* Task to carry out *
Everything in the data should be repeated exactly, save for the images.

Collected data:
================
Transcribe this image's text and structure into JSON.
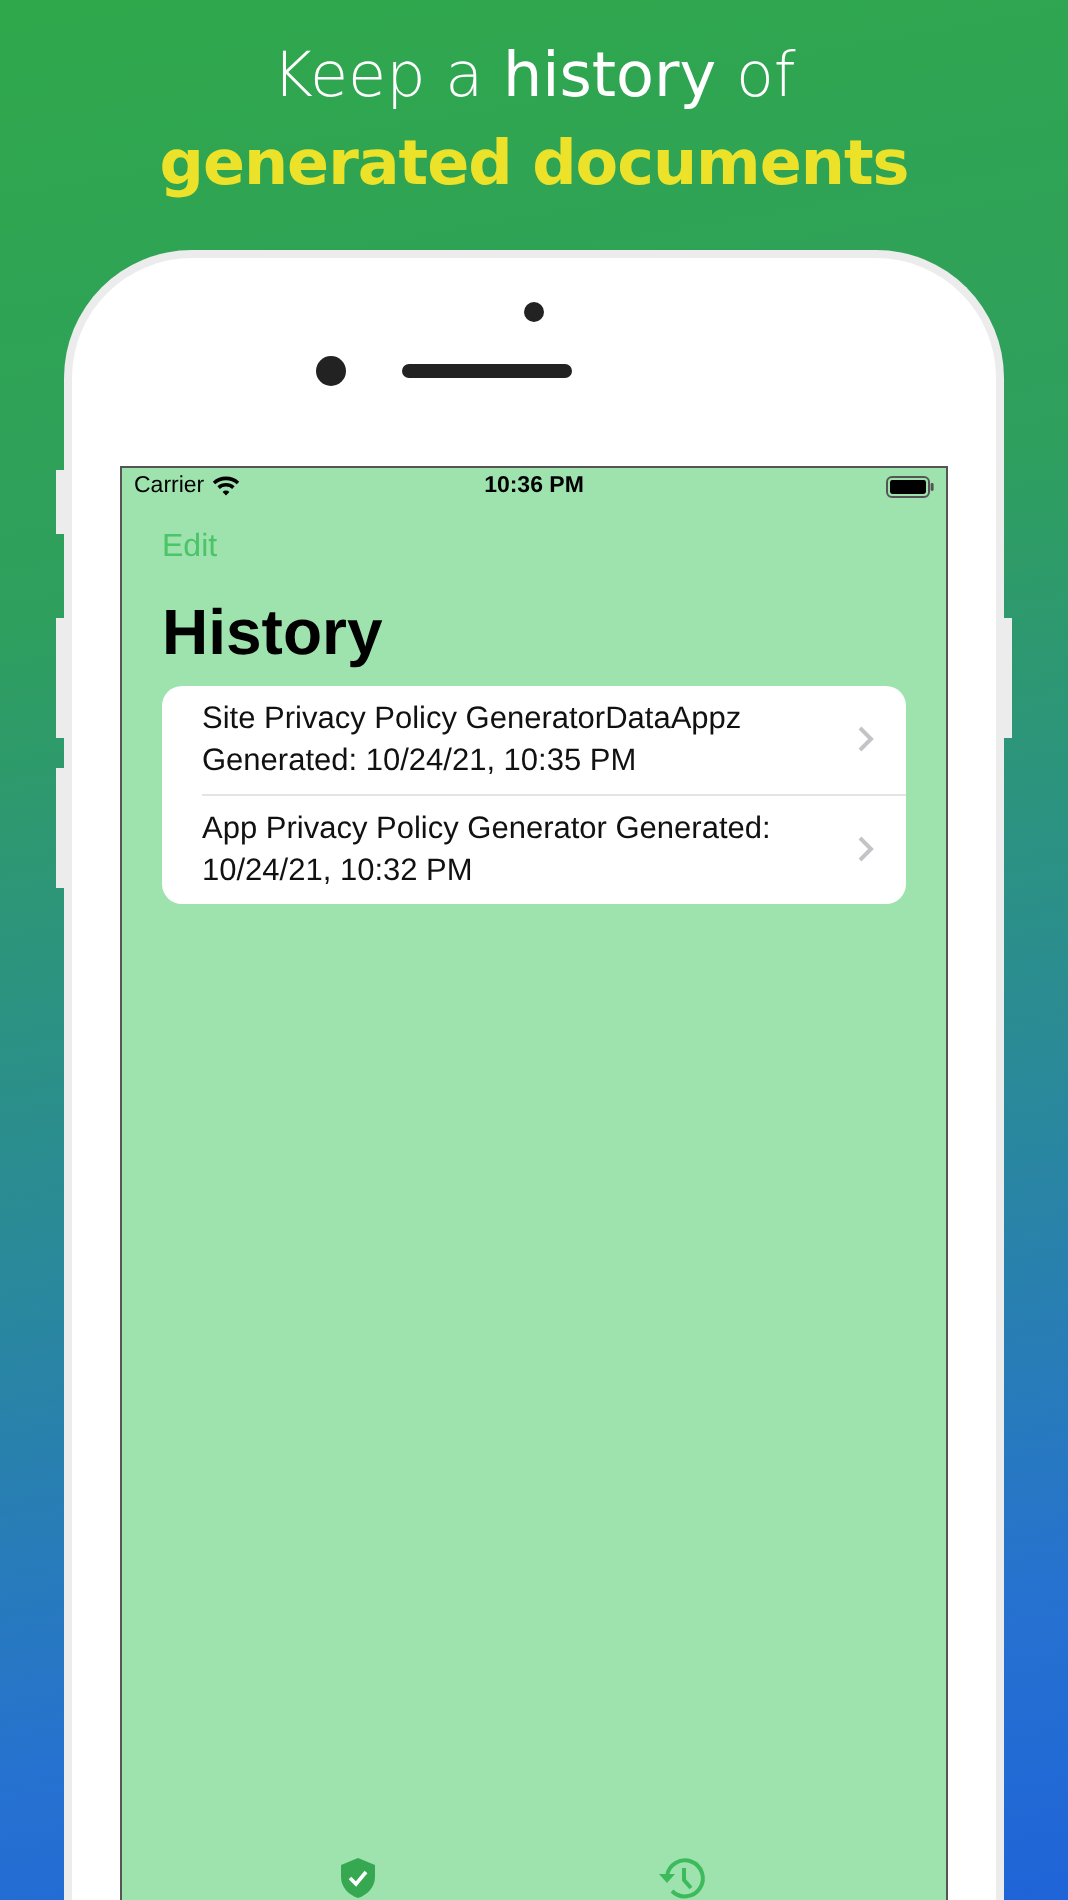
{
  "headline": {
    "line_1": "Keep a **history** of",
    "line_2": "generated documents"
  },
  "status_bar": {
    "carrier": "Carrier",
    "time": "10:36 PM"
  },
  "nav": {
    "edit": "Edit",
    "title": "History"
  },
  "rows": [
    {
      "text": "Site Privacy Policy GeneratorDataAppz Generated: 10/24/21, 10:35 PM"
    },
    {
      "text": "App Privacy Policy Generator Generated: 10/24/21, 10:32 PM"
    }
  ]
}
================
* Exercise solution *
Transcribe this image's text and structure into JSON.
{
  "headline": {
    "line_1": "Keep a **history** of",
    "line_2": "generated documents"
  },
  "status_bar": {
    "carrier": "Carrier",
    "time": "10:36 PM"
  },
  "nav": {
    "edit": "Edit",
    "title": "History"
  },
  "rows": [
    {
      "text": "Site Privacy Policy GeneratorDataAppz Generated: 10/24/21, 10:35 PM"
    },
    {
      "text": "App Privacy Policy Generator Generated: 10/24/21, 10:32 PM"
    }
  ]
}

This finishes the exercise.